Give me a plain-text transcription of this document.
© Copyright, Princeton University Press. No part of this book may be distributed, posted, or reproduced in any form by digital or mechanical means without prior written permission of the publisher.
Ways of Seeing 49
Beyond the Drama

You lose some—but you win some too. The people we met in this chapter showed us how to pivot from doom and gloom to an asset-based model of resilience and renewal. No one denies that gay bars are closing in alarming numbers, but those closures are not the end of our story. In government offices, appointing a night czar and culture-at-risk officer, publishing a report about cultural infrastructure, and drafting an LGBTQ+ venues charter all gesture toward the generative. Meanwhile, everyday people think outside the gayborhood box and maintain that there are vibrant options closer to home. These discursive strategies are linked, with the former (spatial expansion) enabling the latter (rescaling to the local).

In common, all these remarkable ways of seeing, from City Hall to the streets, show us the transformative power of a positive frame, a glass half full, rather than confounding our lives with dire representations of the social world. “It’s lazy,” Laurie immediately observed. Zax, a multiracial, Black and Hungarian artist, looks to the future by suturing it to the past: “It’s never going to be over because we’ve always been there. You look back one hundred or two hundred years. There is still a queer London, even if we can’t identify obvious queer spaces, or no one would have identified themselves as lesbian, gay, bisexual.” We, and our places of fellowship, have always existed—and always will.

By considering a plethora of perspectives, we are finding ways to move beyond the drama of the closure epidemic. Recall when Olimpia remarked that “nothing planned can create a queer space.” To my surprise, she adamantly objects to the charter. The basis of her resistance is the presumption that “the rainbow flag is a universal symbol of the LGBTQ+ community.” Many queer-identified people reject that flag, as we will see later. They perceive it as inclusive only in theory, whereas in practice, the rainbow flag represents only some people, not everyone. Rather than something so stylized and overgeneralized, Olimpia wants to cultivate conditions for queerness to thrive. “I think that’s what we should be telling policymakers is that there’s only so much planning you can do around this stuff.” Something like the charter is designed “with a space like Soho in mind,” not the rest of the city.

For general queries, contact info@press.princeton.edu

_Task prompt_
Everything in the listing above should be restated exactly.

_Expected answer_
Give me a plain-text transcription of this document.
© Copyright, Princeton University Press. No part of this book may be distributed, posted, or reproduced in any form by digital or mechanical means without prior written permission of the publisher.
Ways of Seeing 49
Beyond the Drama

You lose some—but you win some too. The people we met in this chapter showed us how to pivot from doom and gloom to an asset-based model of resilience and renewal. No one denies that gay bars are closing in alarming numbers, but those closures are not the end of our story. In government offices, appointing a night czar and culture-at-risk officer, publishing a report about cultural infrastructure, and drafting an LGBTQ+ venues charter all gesture toward the generative. Meanwhile, everyday people think outside the gayborhood box and maintain that there are vibrant options closer to home. These discursive strategies are linked, with the former (spatial expansion) enabling the latter (rescaling to the local).

In common, all these remarkable ways of seeing, from City Hall to the streets, show us the transformative power of a positive frame, a glass half full, rather than confounding our lives with dire representations of the social world. “It’s lazy,” Laurie immediately observed. Zax, a multiracial, Black and Hungarian artist, looks to the future by suturing it to the past: “It’s never going to be over because we’ve always been there. You look back one hundred or two hundred years. There is still a queer London, even if we can’t identify obvious queer spaces, or no one would have identified themselves as lesbian, gay, bisexual.” We, and our places of fellowship, have always existed—and always will.

By considering a plethora of perspectives, we are finding ways to move beyond the drama of the closure epidemic. Recall when Olimpia remarked that “nothing planned can create a queer space.” To my surprise, she adamantly objects to the charter. The basis of her resistance is the presumption that “the rainbow flag is a universal symbol of the LGBTQ+ community.” Many queer-identified people reject that flag, as we will see later. They perceive it as inclusive only in theory, whereas in practice, the rainbow flag represents only some people, not everyone. Rather than something so stylized and overgeneralized, Olimpia wants to cultivate conditions for queerness to thrive. “I think that’s what we should be telling policymakers is that there’s only so much planning you can do around this stuff.” Something like the charter is designed “with a space like Soho in mind,” not the rest of the city.

For general queries, contact info@press.princeton.edu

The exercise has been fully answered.